» **Instructions for the task**: Make an exact copy of all the records.

» **Supplied records**:
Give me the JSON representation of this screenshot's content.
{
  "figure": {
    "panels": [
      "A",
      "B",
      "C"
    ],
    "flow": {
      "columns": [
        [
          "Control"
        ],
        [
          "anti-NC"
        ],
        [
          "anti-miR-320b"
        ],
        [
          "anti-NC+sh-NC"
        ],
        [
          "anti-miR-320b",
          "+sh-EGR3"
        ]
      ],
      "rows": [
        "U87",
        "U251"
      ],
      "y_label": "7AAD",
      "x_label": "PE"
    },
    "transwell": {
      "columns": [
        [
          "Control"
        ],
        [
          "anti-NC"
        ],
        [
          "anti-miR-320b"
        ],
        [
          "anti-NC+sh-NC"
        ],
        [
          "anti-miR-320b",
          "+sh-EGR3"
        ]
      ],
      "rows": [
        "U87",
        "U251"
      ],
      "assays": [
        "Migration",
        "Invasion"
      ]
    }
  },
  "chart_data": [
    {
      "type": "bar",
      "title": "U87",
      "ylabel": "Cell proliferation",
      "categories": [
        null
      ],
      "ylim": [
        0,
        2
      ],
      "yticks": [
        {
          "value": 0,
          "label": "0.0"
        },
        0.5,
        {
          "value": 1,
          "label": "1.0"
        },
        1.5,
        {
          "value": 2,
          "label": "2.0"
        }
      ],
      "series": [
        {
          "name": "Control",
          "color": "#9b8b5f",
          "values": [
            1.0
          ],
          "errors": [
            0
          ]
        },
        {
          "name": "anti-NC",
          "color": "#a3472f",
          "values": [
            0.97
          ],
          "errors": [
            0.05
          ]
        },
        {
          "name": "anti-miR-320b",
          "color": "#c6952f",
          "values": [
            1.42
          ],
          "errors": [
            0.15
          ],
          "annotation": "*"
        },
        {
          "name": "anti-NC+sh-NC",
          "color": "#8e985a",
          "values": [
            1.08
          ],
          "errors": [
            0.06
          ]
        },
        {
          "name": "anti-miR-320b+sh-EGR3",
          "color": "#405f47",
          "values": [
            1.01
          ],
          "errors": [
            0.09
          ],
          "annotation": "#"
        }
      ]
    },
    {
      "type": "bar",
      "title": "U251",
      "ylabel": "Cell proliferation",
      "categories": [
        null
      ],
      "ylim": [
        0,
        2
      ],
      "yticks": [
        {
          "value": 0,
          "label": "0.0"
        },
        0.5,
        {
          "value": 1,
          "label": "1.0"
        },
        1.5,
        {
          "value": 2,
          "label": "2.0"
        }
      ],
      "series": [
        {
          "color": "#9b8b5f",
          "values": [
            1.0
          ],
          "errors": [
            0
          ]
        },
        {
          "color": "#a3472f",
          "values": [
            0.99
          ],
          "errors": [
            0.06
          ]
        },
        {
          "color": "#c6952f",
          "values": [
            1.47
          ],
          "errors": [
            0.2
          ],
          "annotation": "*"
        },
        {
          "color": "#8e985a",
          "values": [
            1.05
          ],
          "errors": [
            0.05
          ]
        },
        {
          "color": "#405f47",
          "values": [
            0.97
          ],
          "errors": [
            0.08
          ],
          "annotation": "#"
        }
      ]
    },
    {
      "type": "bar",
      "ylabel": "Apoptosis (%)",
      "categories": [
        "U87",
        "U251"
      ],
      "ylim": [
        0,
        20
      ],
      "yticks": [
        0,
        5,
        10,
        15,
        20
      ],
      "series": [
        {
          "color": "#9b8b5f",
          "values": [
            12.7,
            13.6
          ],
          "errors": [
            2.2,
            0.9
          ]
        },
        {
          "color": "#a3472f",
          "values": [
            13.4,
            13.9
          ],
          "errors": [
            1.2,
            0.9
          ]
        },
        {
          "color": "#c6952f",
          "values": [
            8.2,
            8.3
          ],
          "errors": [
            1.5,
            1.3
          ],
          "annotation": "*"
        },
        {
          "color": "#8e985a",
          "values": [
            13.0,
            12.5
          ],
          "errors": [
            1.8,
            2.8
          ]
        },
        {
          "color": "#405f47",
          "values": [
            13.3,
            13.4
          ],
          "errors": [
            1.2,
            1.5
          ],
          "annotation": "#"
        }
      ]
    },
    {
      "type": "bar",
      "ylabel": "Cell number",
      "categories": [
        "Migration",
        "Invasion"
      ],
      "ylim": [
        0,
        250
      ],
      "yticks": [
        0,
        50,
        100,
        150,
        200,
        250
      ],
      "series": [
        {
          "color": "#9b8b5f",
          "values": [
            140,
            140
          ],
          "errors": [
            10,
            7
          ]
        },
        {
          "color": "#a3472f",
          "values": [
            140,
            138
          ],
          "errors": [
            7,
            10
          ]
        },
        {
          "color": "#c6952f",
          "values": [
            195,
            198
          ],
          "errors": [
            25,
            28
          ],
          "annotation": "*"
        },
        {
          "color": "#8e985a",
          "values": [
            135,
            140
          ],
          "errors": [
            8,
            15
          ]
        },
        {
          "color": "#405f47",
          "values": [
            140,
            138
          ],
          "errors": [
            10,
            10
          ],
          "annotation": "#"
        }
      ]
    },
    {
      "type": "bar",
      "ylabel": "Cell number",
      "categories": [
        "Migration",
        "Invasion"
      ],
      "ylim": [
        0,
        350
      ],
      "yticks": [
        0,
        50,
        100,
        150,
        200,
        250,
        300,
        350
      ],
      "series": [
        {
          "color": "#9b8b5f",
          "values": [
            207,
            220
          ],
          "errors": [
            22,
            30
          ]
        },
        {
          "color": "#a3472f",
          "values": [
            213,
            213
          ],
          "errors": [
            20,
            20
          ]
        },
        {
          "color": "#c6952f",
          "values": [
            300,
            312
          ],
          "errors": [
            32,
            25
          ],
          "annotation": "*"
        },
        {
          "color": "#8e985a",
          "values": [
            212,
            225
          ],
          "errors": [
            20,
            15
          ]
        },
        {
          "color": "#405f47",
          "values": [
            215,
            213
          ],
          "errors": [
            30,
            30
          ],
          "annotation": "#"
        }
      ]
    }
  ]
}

» **Exercise result**:
Give me the JSON representation of this screenshot's content.
{
  "figure": {
    "panels": [
      "A",
      "B",
      "C"
    ],
    "flow": {
      "columns": [
        [
          "Control"
        ],
        [
          "anti-NC"
        ],
        [
          "anti-miR-320b"
        ],
        [
          "anti-NC+sh-NC"
        ],
        [
          "anti-miR-320b",
          "+sh-EGR3"
        ]
      ],
      "rows": [
        "U87",
        "U251"
      ],
      "y_label": "7AAD",
      "x_label": "PE"
    },
    "transwell": {
      "columns": [
        [
          "Control"
        ],
        [
          "anti-NC"
        ],
        [
          "anti-miR-320b"
        ],
        [
          "anti-NC+sh-NC"
        ],
        [
          "anti-miR-320b",
          "+sh-EGR3"
        ]
      ],
      "rows": [
        "U87",
        "U251"
      ],
      "assays": [
        "Migration",
        "Invasion"
      ]
    }
  },
  "chart_data": [
    {
      "type": "bar",
      "title": "U87",
      "ylabel": "Cell proliferation",
      "categories": [
        null
      ],
      "ylim": [
        0,
        2
      ],
      "yticks": [
        {
          "value": 0,
          "label": "0.0"
        },
        0.5,
        {
          "value": 1,
          "label": "1.0"
        },
        1.5,
        {
          "value": 2,
          "label": "2.0"
        }
      ],
      "series": [
        {
          "name": "Control",
          "color": "#9b8b5f",
          "values": [
            1.0
          ],
          "errors": [
            0
          ]
        },
        {
          "name": "anti-NC",
          "color": "#a3472f",
          "values": [
            0.97
          ],
          "errors": [
            0.05
          ]
        },
        {
          "name": "anti-miR-320b",
          "color": "#c6952f",
          "values": [
            1.42
          ],
          "errors": [
            0.15
          ],
          "annotation": "*"
        },
        {
          "name": "anti-NC+sh-NC",
          "color": "#8e985a",
          "values": [
            1.08
          ],
          "errors": [
            0.06
          ]
        },
        {
          "name": "anti-miR-320b+sh-EGR3",
          "color": "#405f47",
          "values": [
            1.01
          ],
          "errors": [
            0.09
          ],
          "annotation": "#"
        }
      ]
    },
    {
      "type": "bar",
      "title": "U251",
      "ylabel": "Cell proliferation",
      "categories": [
        null
      ],
      "ylim": [
        0,
        2
      ],
      "yticks": [
        {
          "value": 0,
          "label": "0.0"
        },
        0.5,
        {
          "value": 1,
          "label": "1.0"
        },
        1.5,
        {
          "value": 2,
          "label": "2.0"
        }
      ],
      "series": [
        {
          "color": "#9b8b5f",
          "values": [
            1.0
          ],
          "errors": [
            0
          ]
        },
        {
          "color": "#a3472f",
          "values": [
            0.99
          ],
          "errors": [
            0.06
          ]
        },
        {
          "color": "#c6952f",
          "values": [
            1.47
          ],
          "errors": [
            0.2
          ],
          "annotation": "*"
        },
        {
          "color": "#8e985a",
          "values": [
            1.05
          ],
          "errors": [
            0.05
          ]
        },
        {
          "color": "#405f47",
          "values": [
            0.97
          ],
          "errors": [
            0.08
          ],
          "annotation": "#"
        }
      ]
    },
    {
      "type": "bar",
      "ylabel": "Apoptosis (%)",
      "categories": [
        "U87",
        "U251"
      ],
      "ylim": [
        0,
        20
      ],
      "yticks": [
        0,
        5,
        10,
        15,
        20
      ],
      "series": [
        {
          "color": "#9b8b5f",
          "values": [
            12.7,
            13.6
          ],
          "errors": [
            2.2,
            0.9
          ]
        },
        {
          "color": "#a3472f",
          "values": [
            13.4,
            13.9
          ],
          "errors": [
            1.2,
            0.9
          ]
        },
        {
          "color": "#c6952f",
          "values": [
            8.2,
            8.3
          ],
          "errors": [
            1.5,
            1.3
          ],
          "annotation": "*"
        },
        {
          "color": "#8e985a",
          "values": [
            13.0,
            12.5
          ],
          "errors": [
            1.8,
            2.8
          ]
        },
        {
          "color": "#405f47",
          "values": [
            13.3,
            13.4
          ],
          "errors": [
            1.2,
            1.5
          ],
          "annotation": "#"
        }
      ]
    },
    {
      "type": "bar",
      "ylabel": "Cell number",
      "categories": [
        "Migration",
        "Invasion"
      ],
      "ylim": [
        0,
        250
      ],
      "yticks": [
        0,
        50,
        100,
        150,
        200,
        250
      ],
      "series": [
        {
          "color": "#9b8b5f",
          "values": [
            140,
            140
          ],
          "errors": [
            10,
            7
          ]
        },
        {
          "color": "#a3472f",
          "values": [
            140,
            138
          ],
          "errors": [
            7,
            10
          ]
        },
        {
          "color": "#c6952f",
          "values": [
            195,
            198
          ],
          "errors": [
            25,
            28
          ],
          "annotation": "*"
        },
        {
          "color": "#8e985a",
          "values": [
            135,
            140
          ],
          "errors": [
            8,
            15
          ]
        },
        {
          "color": "#405f47",
          "values": [
            140,
            138
          ],
          "errors": [
            10,
            10
          ],
          "annotation": "#"
        }
      ]
    },
    {
      "type": "bar",
      "ylabel": "Cell number",
      "categories": [
        "Migration",
        "Invasion"
      ],
      "ylim": [
        0,
        350
      ],
      "yticks": [
        0,
        50,
        100,
        150,
        200,
        250,
        300,
        350
      ],
      "series": [
        {
          "color": "#9b8b5f",
          "values": [
            207,
            220
          ],
          "errors": [
            22,
            30
          ]
        },
        {
          "color": "#a3472f",
          "values": [
            213,
            213
          ],
          "errors": [
            20,
            20
          ]
        },
        {
          "color": "#c6952f",
          "values": [
            300,
            312
          ],
          "errors": [
            32,
            25
          ],
          "annotation": "*"
        },
        {
          "color": "#8e985a",
          "values": [
            212,
            225
          ],
          "errors": [
            20,
            15
          ]
        },
        {
          "color": "#405f47",
          "values": [
            215,
            213
          ],
          "errors": [
            30,
            30
          ],
          "annotation": "#"
        }
      ]
    }
  ]
}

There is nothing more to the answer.